**Challenge:** Output every entry exactly as written.

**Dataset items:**
┌────────

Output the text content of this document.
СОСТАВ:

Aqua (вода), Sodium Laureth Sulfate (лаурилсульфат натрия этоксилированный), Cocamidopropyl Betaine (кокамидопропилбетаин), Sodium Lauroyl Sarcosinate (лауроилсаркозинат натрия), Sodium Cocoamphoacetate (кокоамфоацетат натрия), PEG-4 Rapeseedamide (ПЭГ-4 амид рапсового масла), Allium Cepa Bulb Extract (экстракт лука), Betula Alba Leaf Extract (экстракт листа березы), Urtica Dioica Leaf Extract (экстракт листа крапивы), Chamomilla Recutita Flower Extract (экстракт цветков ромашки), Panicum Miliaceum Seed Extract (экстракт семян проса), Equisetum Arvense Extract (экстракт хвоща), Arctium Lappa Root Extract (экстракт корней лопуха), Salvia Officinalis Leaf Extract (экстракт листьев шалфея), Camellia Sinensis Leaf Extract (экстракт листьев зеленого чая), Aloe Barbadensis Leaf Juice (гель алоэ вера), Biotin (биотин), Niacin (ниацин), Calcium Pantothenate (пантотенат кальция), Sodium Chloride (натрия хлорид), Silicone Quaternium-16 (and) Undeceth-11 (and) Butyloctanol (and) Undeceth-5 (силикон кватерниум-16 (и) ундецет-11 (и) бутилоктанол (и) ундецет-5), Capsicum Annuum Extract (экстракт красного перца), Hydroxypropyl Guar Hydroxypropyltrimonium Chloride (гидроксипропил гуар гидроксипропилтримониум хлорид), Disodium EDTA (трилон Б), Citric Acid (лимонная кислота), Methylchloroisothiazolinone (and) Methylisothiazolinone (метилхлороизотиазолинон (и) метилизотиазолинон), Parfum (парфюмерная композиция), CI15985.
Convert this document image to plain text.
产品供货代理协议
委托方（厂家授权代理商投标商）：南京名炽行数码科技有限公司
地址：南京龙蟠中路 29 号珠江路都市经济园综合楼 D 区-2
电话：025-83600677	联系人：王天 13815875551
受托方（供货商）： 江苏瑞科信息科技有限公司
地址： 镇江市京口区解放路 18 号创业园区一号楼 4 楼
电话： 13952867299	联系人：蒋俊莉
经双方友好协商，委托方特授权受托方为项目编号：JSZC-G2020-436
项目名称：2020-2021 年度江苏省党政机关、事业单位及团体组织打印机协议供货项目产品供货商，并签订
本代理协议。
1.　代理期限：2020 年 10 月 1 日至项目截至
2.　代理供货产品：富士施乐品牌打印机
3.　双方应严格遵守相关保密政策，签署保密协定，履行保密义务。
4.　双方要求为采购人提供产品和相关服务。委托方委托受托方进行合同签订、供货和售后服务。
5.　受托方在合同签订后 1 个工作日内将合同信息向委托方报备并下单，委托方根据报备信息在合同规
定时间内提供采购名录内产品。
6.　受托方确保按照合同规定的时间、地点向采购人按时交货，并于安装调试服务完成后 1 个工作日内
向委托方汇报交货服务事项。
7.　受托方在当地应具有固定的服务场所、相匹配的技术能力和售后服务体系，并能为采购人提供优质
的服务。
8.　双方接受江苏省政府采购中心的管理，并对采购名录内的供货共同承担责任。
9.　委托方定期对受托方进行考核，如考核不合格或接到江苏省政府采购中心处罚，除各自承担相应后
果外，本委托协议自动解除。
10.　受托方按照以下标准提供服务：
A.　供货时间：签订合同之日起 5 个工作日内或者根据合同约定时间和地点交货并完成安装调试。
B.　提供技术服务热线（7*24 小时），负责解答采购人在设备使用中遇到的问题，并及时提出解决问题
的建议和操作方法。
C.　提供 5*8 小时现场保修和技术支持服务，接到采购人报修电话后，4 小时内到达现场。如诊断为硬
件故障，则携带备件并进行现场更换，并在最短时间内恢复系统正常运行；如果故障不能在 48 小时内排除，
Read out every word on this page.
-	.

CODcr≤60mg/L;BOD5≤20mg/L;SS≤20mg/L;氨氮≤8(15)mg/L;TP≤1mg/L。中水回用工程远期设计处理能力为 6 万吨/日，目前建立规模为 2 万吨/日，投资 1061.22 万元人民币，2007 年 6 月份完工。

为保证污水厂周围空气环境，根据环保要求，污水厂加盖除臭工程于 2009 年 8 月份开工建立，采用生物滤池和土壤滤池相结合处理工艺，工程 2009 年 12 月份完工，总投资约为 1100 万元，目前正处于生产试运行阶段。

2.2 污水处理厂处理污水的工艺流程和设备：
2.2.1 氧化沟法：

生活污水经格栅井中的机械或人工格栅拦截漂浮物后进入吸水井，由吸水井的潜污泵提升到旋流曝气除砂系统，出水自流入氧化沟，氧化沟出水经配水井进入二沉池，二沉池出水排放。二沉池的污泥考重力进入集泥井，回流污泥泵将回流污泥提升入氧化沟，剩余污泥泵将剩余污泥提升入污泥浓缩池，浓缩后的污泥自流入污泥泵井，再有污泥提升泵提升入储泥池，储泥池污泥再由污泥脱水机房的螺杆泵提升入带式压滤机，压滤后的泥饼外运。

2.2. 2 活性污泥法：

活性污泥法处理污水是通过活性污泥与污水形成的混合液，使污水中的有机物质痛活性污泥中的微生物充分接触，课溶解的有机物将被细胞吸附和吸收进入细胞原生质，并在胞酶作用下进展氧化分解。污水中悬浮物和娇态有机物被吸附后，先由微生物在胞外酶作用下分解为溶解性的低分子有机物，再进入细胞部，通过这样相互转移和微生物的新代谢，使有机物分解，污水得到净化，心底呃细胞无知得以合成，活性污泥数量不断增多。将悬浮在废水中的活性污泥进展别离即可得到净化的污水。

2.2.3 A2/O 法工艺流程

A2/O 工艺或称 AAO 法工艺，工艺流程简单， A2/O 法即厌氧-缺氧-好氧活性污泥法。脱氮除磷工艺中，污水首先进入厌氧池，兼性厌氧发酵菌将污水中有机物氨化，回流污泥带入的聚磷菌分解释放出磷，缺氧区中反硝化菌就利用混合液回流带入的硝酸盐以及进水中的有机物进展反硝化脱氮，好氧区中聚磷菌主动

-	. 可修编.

└────────

**Task result:**
Output the text content of this document.
СОСТАВ:

Aqua (вода), Sodium Laureth Sulfate (лаурилсульфат натрия этоксилированный), Cocamidopropyl Betaine (кокамидопропилбетаин), Sodium Lauroyl Sarcosinate (лауроилсаркозинат натрия), Sodium Cocoamphoacetate (кокоамфоацетат натрия), PEG-4 Rapeseedamide (ПЭГ-4 амид рапсового масла), Allium Cepa Bulb Extract (экстракт лука), Betula Alba Leaf Extract (экстракт листа березы), Urtica Dioica Leaf Extract (экстракт листа крапивы), Chamomilla Recutita Flower Extract (экстракт цветков ромашки), Panicum Miliaceum Seed Extract (экстракт семян проса), Equisetum Arvense Extract (экстракт хвоща), Arctium Lappa Root Extract (экстракт корней лопуха), Salvia Officinalis Leaf Extract (экстракт листьев шалфея), Camellia Sinensis Leaf Extract (экстракт листьев зеленого чая), Aloe Barbadensis Leaf Juice (гель алоэ вера), Biotin (биотин), Niacin (ниацин), Calcium Pantothenate (пантотенат кальция), Sodium Chloride (натрия хлорид), Silicone Quaternium-16 (and) Undeceth-11 (and) Butyloctanol (and) Undeceth-5 (силикон кватерниум-16 (и) ундецет-11 (и) бутилоктанол (и) ундецет-5), Capsicum Annuum Extract (экстракт красного перца), Hydroxypropyl Guar Hydroxypropyltrimonium Chloride (гидроксипропил гуар гидроксипропилтримониум хлорид), Disodium EDTA (трилон Б), Citric Acid (лимонная кислота), Methylchloroisothiazolinone (and) Methylisothiazolinone (метилхлороизотиазолинон (и) метилизотиазолинон), Parfum (парфюмерная композиция), CI15985.
Convert this document image to plain text.
产品供货代理协议
委托方（厂家授权代理商投标商）：南京名炽行数码科技有限公司
地址：南京龙蟠中路 29 号珠江路都市经济园综合楼 D 区-2
电话：025-83600677	联系人：王天 13815875551
受托方（供货商）： 江苏瑞科信息科技有限公司
地址： 镇江市京口区解放路 18 号创业园区一号楼 4 楼
电话： 13952867299	联系人：蒋俊莉
经双方友好协商，委托方特授权受托方为项目编号：JSZC-G2020-436
项目名称：2020-2021 年度江苏省党政机关、事业单位及团体组织打印机协议供货项目产品供货商，并签订
本代理协议。
1.　代理期限：2020 年 10 月 1 日至项目截至
2.　代理供货产品：富士施乐品牌打印机
3.　双方应严格遵守相关保密政策，签署保密协定，履行保密义务。
4.　双方要求为采购人提供产品和相关服务。委托方委托受托方进行合同签订、供货和售后服务。
5.　受托方在合同签订后 1 个工作日内将合同信息向委托方报备并下单，委托方根据报备信息在合同规
定时间内提供采购名录内产品。
6.　受托方确保按照合同规定的时间、地点向采购人按时交货，并于安装调试服务完成后 1 个工作日内
向委托方汇报交货服务事项。
7.　受托方在当地应具有固定的服务场所、相匹配的技术能力和售后服务体系，并能为采购人提供优质
的服务。
8.　双方接受江苏省政府采购中心的管理，并对采购名录内的供货共同承担责任。
9.　委托方定期对受托方进行考核，如考核不合格或接到江苏省政府采购中心处罚，除各自承担相应后
果外，本委托协议自动解除。
10.　受托方按照以下标准提供服务：
A.　供货时间：签订合同之日起 5 个工作日内或者根据合同约定时间和地点交货并完成安装调试。
B.　提供技术服务热线（7*24 小时），负责解答采购人在设备使用中遇到的问题，并及时提出解决问题
的建议和操作方法。
C.　提供 5*8 小时现场保修和技术支持服务，接到采购人报修电话后，4 小时内到达现场。如诊断为硬
件故障，则携带备件并进行现场更换，并在最短时间内恢复系统正常运行；如果故障不能在 48 小时内排除，
Read out every word on this page.
-	.

CODcr≤60mg/L;BOD5≤20mg/L;SS≤20mg/L;氨氮≤8(15)mg/L;TP≤1mg/L。中水回用工程远期设计处理能力为 6 万吨/日，目前建立规模为 2 万吨/日，投资 1061.22 万元人民币，2007 年 6 月份完工。

为保证污水厂周围空气环境，根据环保要求，污水厂加盖除臭工程于 2009 年 8 月份开工建立，采用生物滤池和土壤滤池相结合处理工艺，工程 2009 年 12 月份完工，总投资约为 1100 万元，目前正处于生产试运行阶段。

2.2 污水处理厂处理污水的工艺流程和设备：
2.2.1 氧化沟法：

生活污水经格栅井中的机械或人工格栅拦截漂浮物后进入吸水井，由吸水井的潜污泵提升到旋流曝气除砂系统，出水自流入氧化沟，氧化沟出水经配水井进入二沉池，二沉池出水排放。二沉池的污泥考重力进入集泥井，回流污泥泵将回流污泥提升入氧化沟，剩余污泥泵将剩余污泥提升入污泥浓缩池，浓缩后的污泥自流入污泥泵井，再有污泥提升泵提升入储泥池，储泥池污泥再由污泥脱水机房的螺杆泵提升入带式压滤机，压滤后的泥饼外运。

2.2. 2 活性污泥法：

活性污泥法处理污水是通过活性污泥与污水形成的混合液，使污水中的有机物质痛活性污泥中的微生物充分接触，课溶解的有机物将被细胞吸附和吸收进入细胞原生质，并在胞酶作用下进展氧化分解。污水中悬浮物和娇态有机物被吸附后，先由微生物在胞外酶作用下分解为溶解性的低分子有机物，再进入细胞部，通过这样相互转移和微生物的新代谢，使有机物分解，污水得到净化，心底呃细胞无知得以合成，活性污泥数量不断增多。将悬浮在废水中的活性污泥进展别离即可得到净化的污水。

2.2.3 A2/O 法工艺流程

A2/O 工艺或称 AAO 法工艺，工艺流程简单， A2/O 法即厌氧-缺氧-好氧活性污泥法。脱氮除磷工艺中，污水首先进入厌氧池，兼性厌氧发酵菌将污水中有机物氨化，回流污泥带入的聚磷菌分解释放出磷，缺氧区中反硝化菌就利用混合液回流带入的硝酸盐以及进水中的有机物进展反硝化脱氮，好氧区中聚磷菌主动

-	. 可修编.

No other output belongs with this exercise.